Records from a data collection
○ ○ ○

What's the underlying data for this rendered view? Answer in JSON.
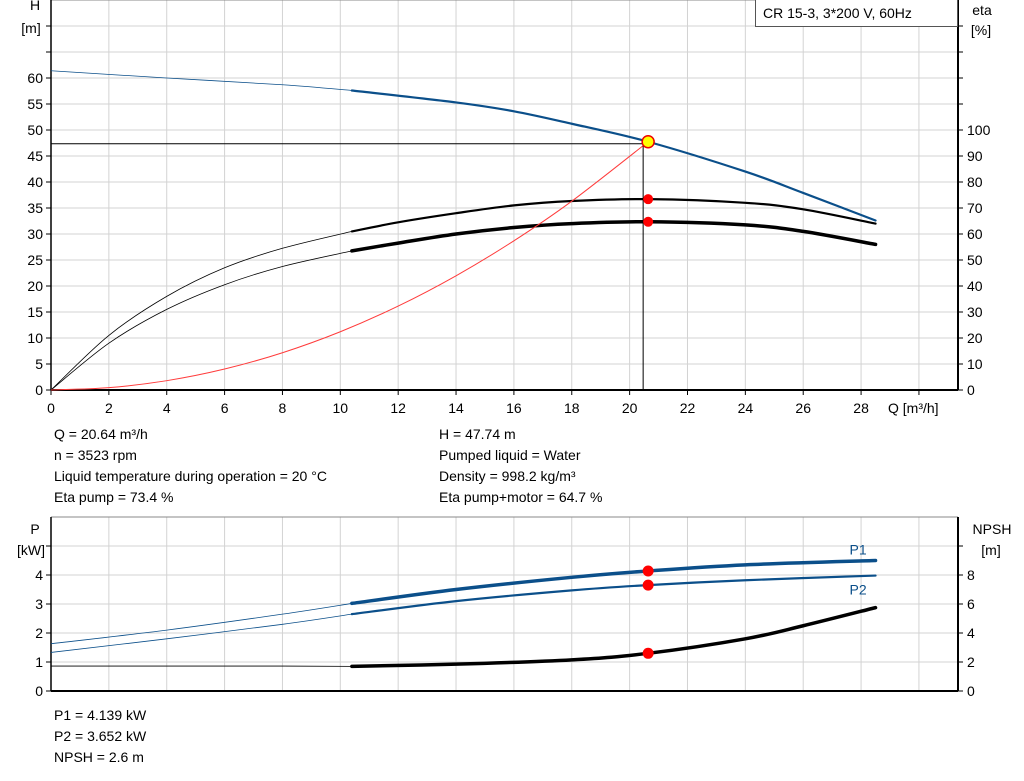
{
  "chart_data": [
    {
      "type": "line",
      "title": "CR 15-3, 3*200 V, 60Hz",
      "xlabel": "Q [m³/h]",
      "ylabel_left": [
        "H",
        "[m]"
      ],
      "ylabel_right": [
        "eta",
        "[%]"
      ],
      "xlim": [
        0,
        31.35
      ],
      "ylim_left": [
        0,
        75
      ],
      "ylim_right": [
        0,
        150
      ],
      "x_ticks": [
        0,
        2,
        4,
        6,
        8,
        10,
        12,
        14,
        16,
        18,
        20,
        22,
        24,
        26,
        28
      ],
      "y_ticks_left": [
        0,
        5,
        10,
        15,
        20,
        25,
        30,
        35,
        40,
        45,
        50,
        55,
        60
      ],
      "y_ticks_right": [
        0,
        10,
        20,
        30,
        40,
        50,
        60,
        70,
        80,
        90,
        100
      ],
      "grid": true,
      "series": [
        {
          "axis": "left",
          "color": "#0b4f8a",
          "thin_until": 10.4,
          "x": [
            0,
            4,
            8,
            10.4,
            14,
            16,
            18,
            20.64,
            24,
            26,
            28.5
          ],
          "y": [
            61.4,
            60.0,
            58.7,
            57.6,
            55.3,
            53.6,
            51.2,
            47.74,
            42.0,
            37.9,
            32.6
          ]
        },
        {
          "axis": "right",
          "color": "#000000",
          "thin_until": 10.4,
          "x": [
            0,
            2,
            4,
            6,
            8,
            10.4,
            12,
            14,
            16,
            18,
            20.64,
            24,
            26,
            28.5
          ],
          "y": [
            0,
            21,
            36,
            47,
            54.5,
            61,
            64.5,
            68,
            71,
            72.7,
            73.4,
            72,
            69.5,
            64
          ]
        },
        {
          "axis": "right",
          "color": "#000000",
          "thick": true,
          "thin_until": 10.4,
          "x": [
            0,
            2,
            4,
            6,
            8,
            10.4,
            12,
            14,
            16,
            18,
            20.64,
            24,
            26,
            28.5
          ],
          "y": [
            0,
            18,
            31,
            40.5,
            47.5,
            53.5,
            56.5,
            60,
            62.5,
            64,
            64.7,
            63.5,
            61,
            56
          ]
        },
        {
          "axis": "left",
          "color": "#ff3b3b",
          "system_curve": true,
          "x": [
            0,
            2,
            4,
            6,
            8,
            10,
            12,
            14,
            16,
            18,
            20.64
          ],
          "y": [
            0,
            0.45,
            1.79,
            4.03,
            7.17,
            11.2,
            16.14,
            21.97,
            28.69,
            36.31,
            47.74
          ]
        }
      ],
      "operating_point": {
        "Q": 20.64,
        "H": 47.74,
        "eta_pump": 73.4,
        "eta_pump_motor": 64.7
      }
    },
    {
      "type": "line",
      "xlim": [
        0,
        31.35
      ],
      "ylabel_left": [
        "P",
        "[kW]"
      ],
      "ylabel_right": [
        "NPSH",
        "[m]"
      ],
      "ylim_left": [
        0,
        6
      ],
      "ylim_right": [
        0,
        12
      ],
      "y_ticks_left": [
        0,
        1,
        2,
        3,
        4
      ],
      "y_ticks_right": [
        0,
        2,
        4,
        6,
        8
      ],
      "grid": true,
      "series": [
        {
          "name": "P1",
          "axis": "left",
          "color": "#0b4f8a",
          "thick": true,
          "thin_until": 10.4,
          "x": [
            0,
            4,
            8,
            10.4,
            14,
            18,
            20.64,
            24,
            28.5
          ],
          "y": [
            1.63,
            2.1,
            2.65,
            3.02,
            3.5,
            3.92,
            4.139,
            4.35,
            4.5
          ]
        },
        {
          "name": "P2",
          "axis": "left",
          "color": "#0b4f8a",
          "thin_until": 10.4,
          "x": [
            0,
            4,
            8,
            10.4,
            14,
            18,
            20.64,
            24,
            28.5
          ],
          "y": [
            1.33,
            1.8,
            2.3,
            2.65,
            3.1,
            3.47,
            3.652,
            3.82,
            3.98
          ]
        },
        {
          "axis": "right",
          "color": "#000000",
          "thick": true,
          "thin_until": 10.4,
          "x": [
            0,
            4,
            8,
            10.4,
            14,
            18,
            20.64,
            24,
            26,
            28.5
          ],
          "y": [
            1.72,
            1.72,
            1.72,
            1.7,
            1.85,
            2.15,
            2.6,
            3.6,
            4.5,
            5.75
          ]
        }
      ],
      "operating_point": {
        "Q": 20.64,
        "P1": 4.139,
        "P2": 3.652,
        "NPSH": 2.6
      }
    }
  ],
  "info_top_left": [
    "Q = 20.64 m³/h",
    "n = 3523 rpm",
    "Liquid temperature during operation = 20 °C",
    "Eta pump = 73.4 %"
  ],
  "info_top_right": [
    "H = 47.74 m",
    "Pumped liquid = Water",
    "Density = 998.2 kg/m³",
    "Eta pump+motor = 64.7 %"
  ],
  "info_bottom": [
    "P1 = 4.139 kW",
    "P2 = 3.652 kW",
    "NPSH = 2.6 m"
  ],
  "colors": {
    "grid": "#d3d3d3",
    "blue": "#0b4f8a",
    "red": "#ff0000",
    "marker_yellow": "#ffff00"
  }
}
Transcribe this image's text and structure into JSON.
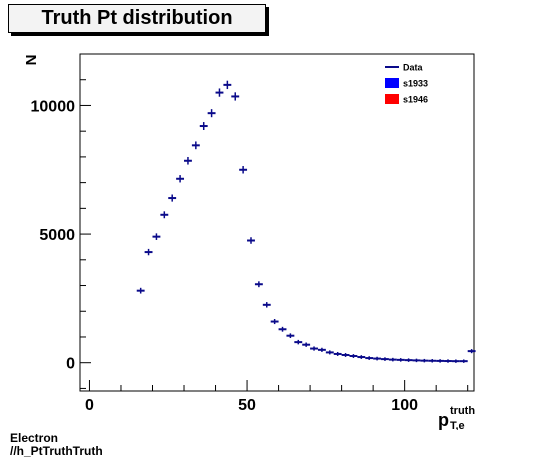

○ ○ ○

- What is needed:
Without the pictures, write out all of the material exactly.

- Task solution:
What's the underlying data for this rendered view? Answer in JSON.
{
  "chart_data": [
    {
      "type": "line",
      "title": "CR 15-3, 3*200 V, 60Hz",
      "xlabel": "Q [m³/h]",
      "ylabel_left": [
        "H",
        "[m]"
      ],
      "ylabel_right": [
        "eta",
        "[%]"
      ],
      "xlim": [
        0,
        31.35
      ],
      "ylim_left": [
        0,
        75
      ],
      "ylim_right": [
        0,
        150
      ],
      "x_ticks": [
        0,
        2,
        4,
        6,
        8,
        10,
        12,
        14,
        16,
        18,
        20,
        22,
        24,
        26,
        28
      ],
      "y_ticks_left": [
        0,
        5,
        10,
        15,
        20,
        25,
        30,
        35,
        40,
        45,
        50,
        55,
        60
      ],
      "y_ticks_right": [
        0,
        10,
        20,
        30,
        40,
        50,
        60,
        70,
        80,
        90,
        100
      ],
      "grid": true,
      "series": [
        {
          "axis": "left",
          "color": "#0b4f8a",
          "thin_until": 10.4,
          "x": [
            0,
            4,
            8,
            10.4,
            14,
            16,
            18,
            20.64,
            24,
            26,
            28.5
          ],
          "y": [
            61.4,
            60.0,
            58.7,
            57.6,
            55.3,
            53.6,
            51.2,
            47.74,
            42.0,
            37.9,
            32.6
          ]
        },
        {
          "axis": "right",
          "color": "#000000",
          "thin_until": 10.4,
          "x": [
            0,
            2,
            4,
            6,
            8,
            10.4,
            12,
            14,
            16,
            18,
            20.64,
            24,
            26,
            28.5
          ],
          "y": [
            0,
            21,
            36,
            47,
            54.5,
            61,
            64.5,
            68,
            71,
            72.7,
            73.4,
            72,
            69.5,
            64
          ]
        },
        {
          "axis": "right",
          "color": "#000000",
          "thick": true,
          "thin_until": 10.4,
          "x": [
            0,
            2,
            4,
            6,
            8,
            10.4,
            12,
            14,
            16,
            18,
            20.64,
            24,
            26,
            28.5
          ],
          "y": [
            0,
            18,
            31,
            40.5,
            47.5,
            53.5,
            56.5,
            60,
            62.5,
            64,
            64.7,
            63.5,
            61,
            56
          ]
        },
        {
          "axis": "left",
          "color": "#ff3b3b",
          "system_curve": true,
          "x": [
            0,
            2,
            4,
            6,
            8,
            10,
            12,
            14,
            16,
            18,
            20.64
          ],
          "y": [
            0,
            0.45,
            1.79,
            4.03,
            7.17,
            11.2,
            16.14,
            21.97,
            28.69,
            36.31,
            47.74
          ]
        }
      ],
      "operating_point": {
        "Q": 20.64,
        "H": 47.74,
        "eta_pump": 73.4,
        "eta_pump_motor": 64.7
      }
    },
    {
      "type": "line",
      "xlim": [
        0,
        31.35
      ],
      "ylabel_left": [
        "P",
        "[kW]"
      ],
      "ylabel_right": [
        "NPSH",
        "[m]"
      ],
      "ylim_left": [
        0,
        6
      ],
      "ylim_right": [
        0,
        12
      ],
      "y_ticks_left": [
        0,
        1,
        2,
        3,
        4
      ],
      "y_ticks_right": [
        0,
        2,
        4,
        6,
        8
      ],
      "grid": true,
      "series": [
        {
          "name": "P1",
          "axis": "left",
          "color": "#0b4f8a",
          "thick": true,
          "thin_until": 10.4,
          "x": [
            0,
            4,
            8,
            10.4,
            14,
            18,
            20.64,
            24,
            28.5
          ],
          "y": [
            1.63,
            2.1,
            2.65,
            3.02,
            3.5,
            3.92,
            4.139,
            4.35,
            4.5
          ]
        },
        {
          "name": "P2",
          "axis": "left",
          "color": "#0b4f8a",
          "thin_until": 10.4,
          "x": [
            0,
            4,
            8,
            10.4,
            14,
            18,
            20.64,
            24,
            28.5
          ],
          "y": [
            1.33,
            1.8,
            2.3,
            2.65,
            3.1,
            3.47,
            3.652,
            3.82,
            3.98
          ]
        },
        {
          "axis": "right",
          "color": "#000000",
          "thick": true,
          "thin_until": 10.4,
          "x": [
            0,
            4,
            8,
            10.4,
            14,
            18,
            20.64,
            24,
            26,
            28.5
          ],
          "y": [
            1.72,
            1.72,
            1.72,
            1.7,
            1.85,
            2.15,
            2.6,
            3.6,
            4.5,
            5.75
          ]
        }
      ],
      "operating_point": {
        "Q": 20.64,
        "P1": 4.139,
        "P2": 3.652,
        "NPSH": 2.6
      }
    }
  ],
  "info_top_left": [
    "Q = 20.64 m³/h",
    "n = 3523 rpm",
    "Liquid temperature during operation = 20 °C",
    "Eta pump = 73.4 %"
  ],
  "info_top_right": [
    "H = 47.74 m",
    "Pumped liquid = Water",
    "Density = 998.2 kg/m³",
    "Eta pump+motor = 64.7 %"
  ],
  "info_bottom": [
    "P1 = 4.139 kW",
    "P2 = 3.652 kW",
    "NPSH = 2.6 m"
  ],
  "colors": {
    "grid": "#d3d3d3",
    "blue": "#0b4f8a",
    "red": "#ff0000",
    "marker_yellow": "#ffff00"
  }
}
Transcribe this image's text and structure into JSON.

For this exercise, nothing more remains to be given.